---------- Task data
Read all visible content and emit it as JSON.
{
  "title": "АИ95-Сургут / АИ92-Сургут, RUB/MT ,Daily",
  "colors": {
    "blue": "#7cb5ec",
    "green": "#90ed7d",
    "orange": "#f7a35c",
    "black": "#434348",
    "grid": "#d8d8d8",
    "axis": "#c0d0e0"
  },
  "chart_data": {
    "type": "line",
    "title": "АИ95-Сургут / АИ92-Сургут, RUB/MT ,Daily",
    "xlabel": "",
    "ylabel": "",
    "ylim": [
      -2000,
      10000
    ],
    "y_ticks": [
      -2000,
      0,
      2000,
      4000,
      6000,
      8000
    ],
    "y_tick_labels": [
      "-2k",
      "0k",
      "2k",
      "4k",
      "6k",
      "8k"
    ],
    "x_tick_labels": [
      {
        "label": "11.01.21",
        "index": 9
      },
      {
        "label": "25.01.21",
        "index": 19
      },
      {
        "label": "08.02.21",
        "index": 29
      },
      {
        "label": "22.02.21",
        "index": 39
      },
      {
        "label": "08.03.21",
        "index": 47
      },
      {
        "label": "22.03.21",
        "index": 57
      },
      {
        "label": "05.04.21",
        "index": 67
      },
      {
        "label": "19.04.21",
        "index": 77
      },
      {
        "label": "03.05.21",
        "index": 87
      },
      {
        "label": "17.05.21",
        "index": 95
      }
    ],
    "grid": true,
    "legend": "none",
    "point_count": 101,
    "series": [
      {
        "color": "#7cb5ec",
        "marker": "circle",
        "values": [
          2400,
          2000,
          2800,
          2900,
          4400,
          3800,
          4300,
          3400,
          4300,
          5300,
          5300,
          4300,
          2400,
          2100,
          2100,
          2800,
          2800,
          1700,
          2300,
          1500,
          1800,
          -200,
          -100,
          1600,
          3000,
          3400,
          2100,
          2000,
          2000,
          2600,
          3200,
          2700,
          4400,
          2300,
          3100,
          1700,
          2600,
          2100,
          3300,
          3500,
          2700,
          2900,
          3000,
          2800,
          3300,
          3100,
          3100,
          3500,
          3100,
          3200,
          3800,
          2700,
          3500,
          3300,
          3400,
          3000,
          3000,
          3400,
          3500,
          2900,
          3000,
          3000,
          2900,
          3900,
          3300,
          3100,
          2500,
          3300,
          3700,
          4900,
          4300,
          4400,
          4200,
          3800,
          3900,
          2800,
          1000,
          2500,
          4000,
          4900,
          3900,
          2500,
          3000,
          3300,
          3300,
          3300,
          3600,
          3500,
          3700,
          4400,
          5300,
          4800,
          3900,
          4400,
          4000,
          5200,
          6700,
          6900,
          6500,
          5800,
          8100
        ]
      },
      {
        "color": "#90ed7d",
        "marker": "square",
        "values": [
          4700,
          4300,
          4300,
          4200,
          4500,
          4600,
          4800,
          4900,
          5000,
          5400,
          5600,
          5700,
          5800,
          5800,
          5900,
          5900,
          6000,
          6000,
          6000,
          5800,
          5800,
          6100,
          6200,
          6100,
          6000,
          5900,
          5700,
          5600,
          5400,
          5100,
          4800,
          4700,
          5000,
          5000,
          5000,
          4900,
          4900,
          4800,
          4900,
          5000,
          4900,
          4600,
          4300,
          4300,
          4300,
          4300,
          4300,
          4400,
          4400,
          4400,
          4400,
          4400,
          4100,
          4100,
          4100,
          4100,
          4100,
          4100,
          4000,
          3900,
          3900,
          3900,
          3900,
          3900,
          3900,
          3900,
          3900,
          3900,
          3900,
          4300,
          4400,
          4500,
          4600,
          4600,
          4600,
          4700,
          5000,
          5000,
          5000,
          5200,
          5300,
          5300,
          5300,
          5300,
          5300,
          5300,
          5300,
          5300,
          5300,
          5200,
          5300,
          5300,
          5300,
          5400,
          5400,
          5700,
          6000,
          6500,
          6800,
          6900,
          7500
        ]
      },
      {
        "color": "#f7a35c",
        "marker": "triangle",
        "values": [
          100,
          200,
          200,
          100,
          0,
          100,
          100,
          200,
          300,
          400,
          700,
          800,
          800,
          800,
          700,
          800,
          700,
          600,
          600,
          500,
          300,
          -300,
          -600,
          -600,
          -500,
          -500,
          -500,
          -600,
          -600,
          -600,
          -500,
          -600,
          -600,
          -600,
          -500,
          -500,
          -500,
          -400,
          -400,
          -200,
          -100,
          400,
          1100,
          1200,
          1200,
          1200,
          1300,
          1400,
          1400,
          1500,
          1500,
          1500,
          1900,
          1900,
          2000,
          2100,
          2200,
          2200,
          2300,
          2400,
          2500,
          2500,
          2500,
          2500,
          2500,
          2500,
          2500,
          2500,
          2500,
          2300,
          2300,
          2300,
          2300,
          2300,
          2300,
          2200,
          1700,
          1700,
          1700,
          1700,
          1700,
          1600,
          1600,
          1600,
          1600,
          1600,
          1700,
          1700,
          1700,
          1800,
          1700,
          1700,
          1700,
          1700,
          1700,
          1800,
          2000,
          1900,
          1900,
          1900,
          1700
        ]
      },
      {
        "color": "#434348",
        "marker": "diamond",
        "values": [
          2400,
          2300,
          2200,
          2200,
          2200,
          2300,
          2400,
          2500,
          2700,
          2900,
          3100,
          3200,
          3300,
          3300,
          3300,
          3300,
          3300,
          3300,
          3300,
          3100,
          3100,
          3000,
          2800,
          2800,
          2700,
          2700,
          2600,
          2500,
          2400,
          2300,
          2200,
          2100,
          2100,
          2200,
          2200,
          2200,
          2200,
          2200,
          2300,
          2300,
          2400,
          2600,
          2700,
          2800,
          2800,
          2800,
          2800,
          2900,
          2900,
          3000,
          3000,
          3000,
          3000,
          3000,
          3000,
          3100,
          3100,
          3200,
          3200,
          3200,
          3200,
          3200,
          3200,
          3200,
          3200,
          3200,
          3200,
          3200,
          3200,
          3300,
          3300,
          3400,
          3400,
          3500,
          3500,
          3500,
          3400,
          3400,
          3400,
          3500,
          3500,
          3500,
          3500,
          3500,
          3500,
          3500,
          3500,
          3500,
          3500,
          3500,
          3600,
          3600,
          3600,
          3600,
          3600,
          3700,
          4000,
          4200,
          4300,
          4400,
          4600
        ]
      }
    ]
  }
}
--------------------
Work to complete
Gather every line from the entries above where the word "marker" appears, and copy them.

Solution for this task
        "marker": "circle",
        "marker": "square",
        "marker": "triangle",
        "marker": "diamond",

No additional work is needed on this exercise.